Mar 3, 2009

Batasan-batasan Alloh dalam Rumah Tangga

Kehidupan yang kita cari adalah kehidupan yang tenang damai seperti harapan kita saat bertemu dan mendiami perkampungan yang sangat damai karena ridho Alloh Ta’ala yaitu surga yang kita harapkan.
Alloh Ta’ala mempunyai sifat As Salam seperti dalam doa “Allohumma antassalaam, waminkassalaam, tabaarokta yaa dzaljalaali wal ikrom”.
Artinya, Alloh yang maha memberikan keselamatan, kedamaian, ……..”

Ketika memberikan aturan hidup kepada manusia seluruhnya, Alloh Ta’ala telah menentukan khudud/batasan–batasan sebagaimana yang disabdakan Rasululloh saw. yang artinya, “Bahwa Alloh Ta’ala telah menetapkan batasan–batasan, maka kalian jangan melampauinya/menyimpang dari batasan–batasan itu”.

Oleh karena itu, adamul i’tida’ (tidak melewati batas ini) akan menghantarkan pada keseimbangan (yuaddi attawazzun) dan keseimbangan itulah yang membawa kedamaian dan keselamatan bersama.

Jika suami/isteri bisa melaksanakan khududulloh tersebut dengan baik maka Insya Alloh dalam kekeluargaan ini tidak akan terjadi ketimpangan–ketimpangan. Jika terjadi ketimpangan–ketimpangan dalam keluarga kita, maka mau tidak mau kita harus mengakui dan mengoreksi adanya al i’tida’/melewati batas itu saja, apalagi jka dihubungkan dengan tangung jawab kita masing–masing. Rasululloh saw. bersabda yang artinya, “seluruh kalian itu adalah penggembala dan tiap–tiap penggembala akan dimintai pertanggungjawaban atas apa yang digembalakannya.”


Berarti ada yang digembala. Kalau tidak pun --seperti tidak ada yang digembala-- maka diri kita masing–masing yang harus menggembala diri kita. Kita mengatakan bahwa diri kita mengarahkan nafsu kepada yang diridhoi oleh Alloh swt. Masing-masing mempunyai tanggung jawab dari apa yang ia gembalakan. Wal amiiru ro’in, maka pimpinan adalah penggembala. Warrojulu ro’in ala ahli baitihi, laki-laki /suami adalah penggembala atas keluarga rumahnya. Wal mar’atu roiyatun ala baiti zaujiha wawaladihi, wanita/istri adalah penggembala atas rumah suaminya dan anak-anaknya.

Rasululloh menyebutkan bahwa warrojulu ro’in ala ahli baitihi, dan suami yang menjadi tanggung jawabnya adalah keluarga yang ada di rumahnya, termasuk isteri dan anak-anaknya dan tingkat riayahnya ini yang terpenting adalah seperti firman Alloh. Ya ayyuhal ladziina amanuu quu anfusakum wa ahliikum naaro. Hal ini sangat berat karena bukan masalah harta, tetapi bertanggung jawab apakah isteri masuk neraka atau tidak, bertanggung jawab pada anak-anaknya apakah masuk neraka atau tidak. Kalau isteri dan anaknya masuk neraka berarti dia juga masuk neraka karena tidak memperhatikan penuh terhadap isteri dan anaknya. Apabila suami sudah menyampaikan riayahnya, lalu isterinya/anaknya tidak mau mendengar, ini lain masalahnya.
━━━━━━━━━━━━━━━━━━━━━━━━━━━━━━
### TUGAS 1
Sajikan sebagai daftar bernomor bagian catatan dari baris pertama catatan sampai baris yang memuat "paragraph-line: по тем", keduanya termasuk, tanpa baris kosong.
━━━━━━━━━━━━━━━━━━━━━━━━━━━━━━
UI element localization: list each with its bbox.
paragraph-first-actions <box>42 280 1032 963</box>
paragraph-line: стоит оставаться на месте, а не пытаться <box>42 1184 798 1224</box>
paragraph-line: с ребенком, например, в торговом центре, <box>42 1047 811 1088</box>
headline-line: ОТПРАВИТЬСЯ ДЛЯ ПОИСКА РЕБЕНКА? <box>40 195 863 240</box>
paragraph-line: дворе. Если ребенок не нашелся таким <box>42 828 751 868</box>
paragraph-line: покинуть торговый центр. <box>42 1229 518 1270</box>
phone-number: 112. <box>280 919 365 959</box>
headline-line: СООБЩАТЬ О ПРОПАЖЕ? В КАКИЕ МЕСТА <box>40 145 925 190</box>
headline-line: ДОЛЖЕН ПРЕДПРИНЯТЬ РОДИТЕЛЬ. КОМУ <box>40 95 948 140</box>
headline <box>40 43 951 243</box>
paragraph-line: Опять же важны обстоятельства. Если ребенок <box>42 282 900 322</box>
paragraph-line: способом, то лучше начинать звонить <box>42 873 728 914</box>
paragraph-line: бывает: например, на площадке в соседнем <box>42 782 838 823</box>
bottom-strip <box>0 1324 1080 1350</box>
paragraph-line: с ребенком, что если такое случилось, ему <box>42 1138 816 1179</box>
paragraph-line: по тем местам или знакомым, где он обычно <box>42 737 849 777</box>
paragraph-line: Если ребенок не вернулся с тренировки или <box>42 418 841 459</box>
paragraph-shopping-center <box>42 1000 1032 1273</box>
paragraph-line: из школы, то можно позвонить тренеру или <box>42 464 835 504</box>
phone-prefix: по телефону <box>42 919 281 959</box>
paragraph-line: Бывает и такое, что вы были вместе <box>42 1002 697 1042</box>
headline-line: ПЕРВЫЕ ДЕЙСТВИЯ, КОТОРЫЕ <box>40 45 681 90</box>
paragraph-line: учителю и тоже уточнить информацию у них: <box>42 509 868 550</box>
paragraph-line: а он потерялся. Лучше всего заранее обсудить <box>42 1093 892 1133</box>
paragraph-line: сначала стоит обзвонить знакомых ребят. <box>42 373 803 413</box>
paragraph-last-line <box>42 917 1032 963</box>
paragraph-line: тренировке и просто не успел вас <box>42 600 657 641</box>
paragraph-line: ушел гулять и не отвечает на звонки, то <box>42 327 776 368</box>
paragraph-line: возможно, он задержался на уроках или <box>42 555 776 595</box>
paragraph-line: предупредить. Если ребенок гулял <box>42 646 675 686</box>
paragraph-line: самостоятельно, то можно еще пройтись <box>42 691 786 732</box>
━━━━━━━━━━━━━━━━━━━━━━━━━━━━━━
### TUGAS 2
Tentukan apakah setiap pernyataan berikut sesuai dengan bacaan tentang batasan-batasan Alloh dalam rumah tangga. Jawab ya atau tidak, lalu kutip dengan tepat kata-kata bacaan yang menentukan jawaban itu. (a) Keseimbangan membawa kedamaian dan keselamatan bersama. (b) Istri disebut sebagai penggembala atas rumah orang tuanya. (c) Tanggung jawab suami itu sangat berat karena menyangkut masalah harta.

### HASIL 1
1. UI element localization: list each with its bbox.
2. paragraph-first-actions <box>42 280 1032 963</box>
3. paragraph-line: стоит оставаться на месте, а не пытаться <box>42 1184 798 1224</box>
4. paragraph-line: с ребенком, например, в торговом центре, <box>42 1047 811 1088</box>
5. headline-line: ОТПРАВИТЬСЯ ДЛЯ ПОИСКА РЕБЕНКА? <box>40 195 863 240</box>
6. paragraph-line: дворе. Если ребенок не нашелся таким <box>42 828 751 868</box>
7. paragraph-line: покинуть торговый центр. <box>42 1229 518 1270</box>
8. phone-number: 112. <box>280 919 365 959</box>
9. headline-line: СООБЩАТЬ О ПРОПАЖЕ? В КАКИЕ МЕСТА <box>40 145 925 190</box>
10. headline-line: ДОЛЖЕН ПРЕДПРИНЯТЬ РОДИТЕЛЬ. КОМУ <box>40 95 948 140</box>
11. headline <box>40 43 951 243</box>
12. paragraph-line: Опять же важны обстоятельства. Если ребенок <box>42 282 900 322</box>
13. paragraph-line: способом, то лучше начинать звонить <box>42 873 728 914</box>
14. paragraph-line: бывает: например, на площадке в соседнем <box>42 782 838 823</box>
15. bottom-strip <box>0 1324 1080 1350</box>
16. paragraph-line: с ребенком, что если такое случилось, ему <box>42 1138 816 1179</box>
17. paragraph-line: по тем местам или знакомым, где он обычно <box>42 737 849 777</box>

### HASIL 2
(a) Ya: "keseimbangan itulah yang membawa kedamaian dan keselamatan bersama"
(b) Tidak: "wanita/istri adalah penggembala atas rumah suaminya dan anak-anaknya"
(c) Tidak: "Hal ini sangat berat karena bukan masalah harta"